Data items
-- Begin --

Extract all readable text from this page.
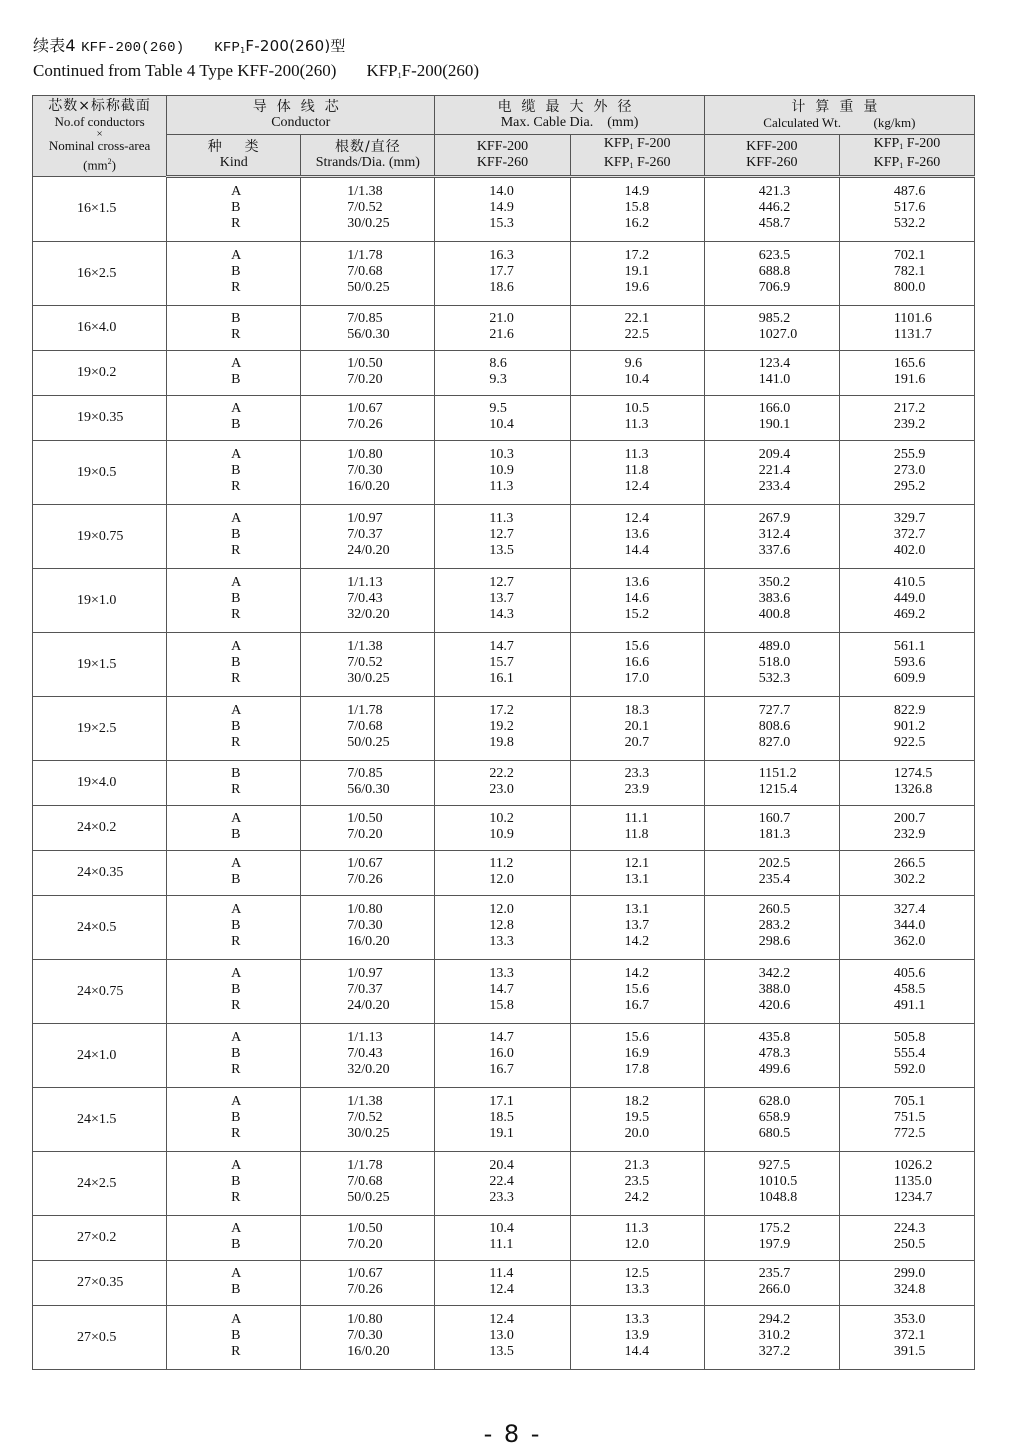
续表4 KFF-200(260) $KFP_1F-200(260)$型
Continued from Table 4 Type KFF-200(260) $KFP_1F-200(260)$
芯数×标称截面
No.of conductors
×
Nominal cross-area
$(mm^2)$	导体线芯
Conductor		电缆最大外径
Max. Cable Dia.    (mm)		计算重量
Calculated Wt.          (kg/km)	

	种    类
Kind	根数/直径
Strands/Dia. (mm)	KFF-200
KFF-260	$KFP_1$ F-200
$KFP_1$ F-260	KFF-200
KFF-260	$KFP_1$ F-200
$KFP_1$ F-260

16×1.5	A
B
R	1/1.38
7/0.52
30/0.25	14.0
14.9
15.3	14.9
15.8
16.2	421.3
446.2
458.7	487.6
517.6
532.2

16×2.5	A
B
R	1/1.78
7/0.68
50/0.25	16.3
17.7
18.6	17.2
19.1
19.6	623.5
688.8
706.9	702.1
782.1
800.0

16×4.0	B
R	7/0.85
56/0.30	21.0
21.6	22.1
22.5	985.2
1027.0	1101.6
1131.7

19×0.2	A
B	1/0.50
7/0.20	8.6
9.3	9.6
10.4	123.4
141.0	165.6
191.6

19×0.35	A
B	1/0.67
7/0.26	9.5
10.4	10.5
11.3	166.0
190.1	217.2
239.2

19×0.5	A
B
R	1/0.80
7/0.30
16/0.20	10.3
10.9
11.3	11.3
11.8
12.4	209.4
221.4
233.4	255.9
273.0
295.2

19×0.75	A
B
R	1/0.97
7/0.37
24/0.20	11.3
12.7
13.5	12.4
13.6
14.4	267.9
312.4
337.6	329.7
372.7
402.0

19×1.0	A
B
R	1/1.13
7/0.43
32/0.20	12.7
13.7
14.3	13.6
14.6
15.2	350.2
383.6
400.8	410.5
449.0
469.2

19×1.5	A
B
R	1/1.38
7/0.52
30/0.25	14.7
15.7
16.1	15.6
16.6
17.0	489.0
518.0
532.3	561.1
593.6
609.9

19×2.5	A
B
R	1/1.78
7/0.68
50/0.25	17.2
19.2
19.8	18.3
20.1
20.7	727.7
808.6
827.0	822.9
901.2
922.5

19×4.0	B
R	7/0.85
56/0.30	22.2
23.0	23.3
23.9	1151.2
1215.4	1274.5
1326.8

24×0.2	A
B	1/0.50
7/0.20	10.2
10.9	11.1
11.8	160.7
181.3	200.7
232.9

24×0.35	A
B	1/0.67
7/0.26	11.2
12.0	12.1
13.1	202.5
235.4	266.5
302.2

24×0.5	A
B
R	1/0.80
7/0.30
16/0.20	12.0
12.8
13.3	13.1
13.7
14.2	260.5
283.2
298.6	327.4
344.0
362.0

24×0.75	A
B
R	1/0.97
7/0.37
24/0.20	13.3
14.7
15.8	14.2
15.6
16.7	342.2
388.0
420.6	405.6
458.5
491.1

24×1.0	A
B
R	1/1.13
7/0.43
32/0.20	14.7
16.0
16.7	15.6
16.9
17.8	435.8
478.3
499.6	505.8
555.4
592.0

24×1.5	A
B
R	1/1.38
7/0.52
30/0.25	17.1
18.5
19.1	18.2
19.5
20.0	628.0
658.9
680.5	705.1
751.5
772.5

24×2.5	A
B
R	1/1.78
7/0.68
50/0.25	20.4
22.4
23.3	21.3
23.5
24.2	927.5
1010.5
1048.8	1026.2
1135.0
1234.7

27×0.2	A
B	1/0.50
7/0.20	10.4
11.1	11.3
12.0	175.2
197.9	224.3
250.5

27×0.35	A
B	1/0.67
7/0.26	11.4
12.4	12.5
13.3	235.7
266.0	299.0
324.8

27×0.5	A
B
R	1/0.80
7/0.30
16/0.20	12.4
13.0
13.5	13.3
13.9
14.4	294.2
310.2
327.2	353.0
372.1
391.5
- 8 -
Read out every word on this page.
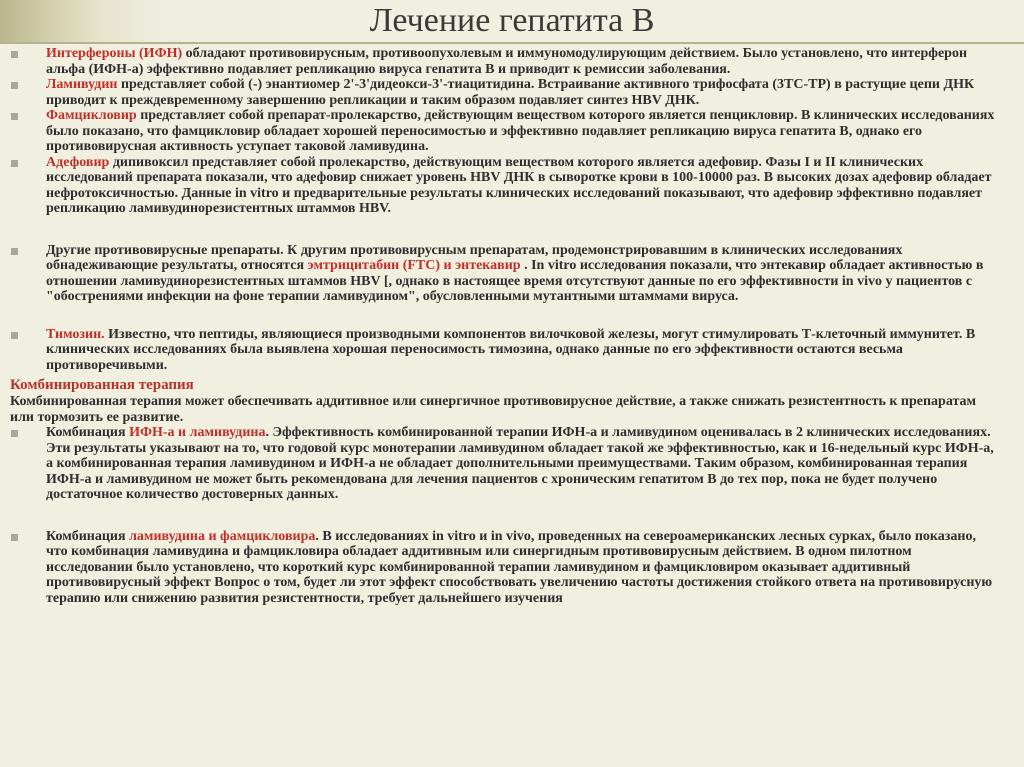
Лечение гепатита В
Интерфероны (ИФН) обладают противовирусным, противоопухолевым и иммуномодулирующим действием. Было установлено, что интерферон альфа (ИФН-а) эффективно подавляет репликацию вируса гепатита В и приводит к ремиссии заболевания.
Ламивудин представляет собой (-) энантиомер 2'-3'дидеокси-3'-тиацитидина. Встраивание активного трифосфата (3ТС-ТР) в растущие цепи ДНК приводит к преждевременному завершению репликации и таким образом подавляет синтез HBV ДНК.
Фамцикловир представляет собой препарат-пролекарство, действующим веществом которого является пенцикловир. В клинических исследованиях было показано, что фамцикловир обладает хорошей переносимостью и эффективно подавляет репликацию вируса гепатита В, однако его противовирусная активность уступает таковой ламивудина.
Адефовир дипивоксил представляет собой пролекарство, действующим веществом которого является адефовир. Фазы I и II клинических исследований препарата показали, что адефовир снижает уровень HBV ДНК в сыворотке крови в 100-10000 раз. В высоких дозах адефовир обладает нефротоксичностью. Данные in vitro и предварительные результаты клинических исследований показывают, что адефовир эффективно подавляет репликацию ламивудинорезистентных штаммов HBV.
Другие противовирусные препараты. К другим противовирусным препаратам, продемонстрировавшим в клинических исследованиях обнадеживающие результаты, относятся эмтрицитабин (FTC) и энтекавир . In vitro исследования показали, что энтекавир обладает активностью в отношении ламивудинорезистентных штаммов HBV [, однако в настоящее время отсутствуют данные по его эффективности in vivo у пациентов с "обострениями инфекции на фоне терапии ламивудином", обусловленными мутантными штаммами вируса.
Тимозин. Известно, что пептиды, являющиеся производными компонентов вилочковой железы, могут стимулировать Т-клеточный иммунитет. В клинических исследованиях была выявлена хорошая переносимость тимозина, однако данные по его эффективности остаются весьма противоречивыми.
Комбинированная терапия
Комбинированная терапия может обеспечивать аддитивное или синергичное противовирусное действие, а также снижать резистентность к препаратам или тормозить ее развитие.
Комбинация ИФН-а и ламивудина. Эффективность комбинированной терапии ИФН-а и ламивудином оценивалась в 2 клинических исследованиях. Эти результаты указывают на то, что годовой курс монотерапии ламивудином обладает такой же эффективностью, как и 16-недельный курс ИФН-а, а комбинированная терапия ламивудином и ИФН-а не обладает дополнительными преимуществами. Таким образом, комбинированная терапия ИФН-а и ламивудином не может быть рекомендована для лечения пациентов с хроническим гепатитом В до тех пор, пока не будет получено достаточное количество достоверных данных.
Комбинация ламивудина и фамцикловира. В исследованиях in vitro и in vivo, проведенных на североамериканских лесных сурках, было показано, что комбинация ламивудина и фамцикловира обладает аддитивным или синергидным противовирусным действием. В одном пилотном исследовании было установлено, что короткий курс комбинированной терапии ламивудином и фамцикловиром оказывает аддитивный противовирусный эффект Вопрос о том, будет ли этот эффект способствовать увеличению частоты достижения стойкого ответа на противовирусную терапию или снижению развития резистентности, требует дальнейшего изучения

-- End --

▶ _WHAT TO WORK ON_: Show every line of the records above that contains the word "гепатита".

▶ _REPLY_:
Лечение гепатита В
Интерфероны (ИФН) обладают противовирусным, противоопухолевым и иммуномодулирующим действием. Было установлено, что интерферон альфа (ИФН-а) эффективно подавляет репликацию вируса гепатита В и приводит к ремиссии заболевания.
Фамцикловир представляет собой препарат-пролекарство, действующим веществом которого является пенцикловир. В клинических исследованиях было показано, что фамцикловир обладает хорошей переносимостью и эффективно подавляет репликацию вируса гепатита В, однако его противовирусная активность уступает таковой ламивудина.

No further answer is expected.